Stored records:
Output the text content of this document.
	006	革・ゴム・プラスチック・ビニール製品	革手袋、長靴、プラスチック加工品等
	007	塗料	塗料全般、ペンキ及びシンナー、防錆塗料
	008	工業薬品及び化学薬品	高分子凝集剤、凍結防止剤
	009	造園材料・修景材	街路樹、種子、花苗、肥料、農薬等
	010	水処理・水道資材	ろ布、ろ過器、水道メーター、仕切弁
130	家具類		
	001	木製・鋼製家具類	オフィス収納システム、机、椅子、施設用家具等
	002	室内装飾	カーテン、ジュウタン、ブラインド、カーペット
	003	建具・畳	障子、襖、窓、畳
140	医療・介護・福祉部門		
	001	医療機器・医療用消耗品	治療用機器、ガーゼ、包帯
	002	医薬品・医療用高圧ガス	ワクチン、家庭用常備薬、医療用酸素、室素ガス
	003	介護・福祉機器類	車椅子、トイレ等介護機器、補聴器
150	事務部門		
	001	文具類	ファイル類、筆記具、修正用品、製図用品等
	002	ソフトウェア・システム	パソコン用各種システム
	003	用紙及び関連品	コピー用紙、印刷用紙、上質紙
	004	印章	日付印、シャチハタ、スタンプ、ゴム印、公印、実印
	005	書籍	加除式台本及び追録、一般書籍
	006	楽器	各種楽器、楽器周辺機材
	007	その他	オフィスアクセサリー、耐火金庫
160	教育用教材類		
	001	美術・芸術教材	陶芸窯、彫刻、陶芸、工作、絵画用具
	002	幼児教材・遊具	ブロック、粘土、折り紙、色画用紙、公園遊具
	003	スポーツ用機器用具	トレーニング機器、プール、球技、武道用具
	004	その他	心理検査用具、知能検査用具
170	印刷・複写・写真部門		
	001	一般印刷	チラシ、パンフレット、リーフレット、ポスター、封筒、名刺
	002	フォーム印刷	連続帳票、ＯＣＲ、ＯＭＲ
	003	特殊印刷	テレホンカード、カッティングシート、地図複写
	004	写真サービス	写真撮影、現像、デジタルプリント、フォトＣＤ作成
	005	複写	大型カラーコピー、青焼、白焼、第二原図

--- Goal ---
Nothing should be changed: write out all of the data as is.

--- Full output ---
Output the text content of this document.
	006	革・ゴム・プラスチック・ビニール製品	革手袋、長靴、プラスチック加工品等
	007	塗料	塗料全般、ペンキ及びシンナー、防錆塗料
	008	工業薬品及び化学薬品	高分子凝集剤、凍結防止剤
	009	造園材料・修景材	街路樹、種子、花苗、肥料、農薬等
	010	水処理・水道資材	ろ布、ろ過器、水道メーター、仕切弁
130	家具類		
	001	木製・鋼製家具類	オフィス収納システム、机、椅子、施設用家具等
	002	室内装飾	カーテン、ジュウタン、ブラインド、カーペット
	003	建具・畳	障子、襖、窓、畳
140	医療・介護・福祉部門		
	001	医療機器・医療用消耗品	治療用機器、ガーゼ、包帯
	002	医薬品・医療用高圧ガス	ワクチン、家庭用常備薬、医療用酸素、室素ガス
	003	介護・福祉機器類	車椅子、トイレ等介護機器、補聴器
150	事務部門		
	001	文具類	ファイル類、筆記具、修正用品、製図用品等
	002	ソフトウェア・システム	パソコン用各種システム
	003	用紙及び関連品	コピー用紙、印刷用紙、上質紙
	004	印章	日付印、シャチハタ、スタンプ、ゴム印、公印、実印
	005	書籍	加除式台本及び追録、一般書籍
	006	楽器	各種楽器、楽器周辺機材
	007	その他	オフィスアクセサリー、耐火金庫
160	教育用教材類		
	001	美術・芸術教材	陶芸窯、彫刻、陶芸、工作、絵画用具
	002	幼児教材・遊具	ブロック、粘土、折り紙、色画用紙、公園遊具
	003	スポーツ用機器用具	トレーニング機器、プール、球技、武道用具
	004	その他	心理検査用具、知能検査用具
170	印刷・複写・写真部門		
	001	一般印刷	チラシ、パンフレット、リーフレット、ポスター、封筒、名刺
	002	フォーム印刷	連続帳票、ＯＣＲ、ＯＭＲ
	003	特殊印刷	テレホンカード、カッティングシート、地図複写
	004	写真サービス	写真撮影、現像、デジタルプリント、フォトＣＤ作成
	005	複写	大型カラーコピー、青焼、白焼、第二原図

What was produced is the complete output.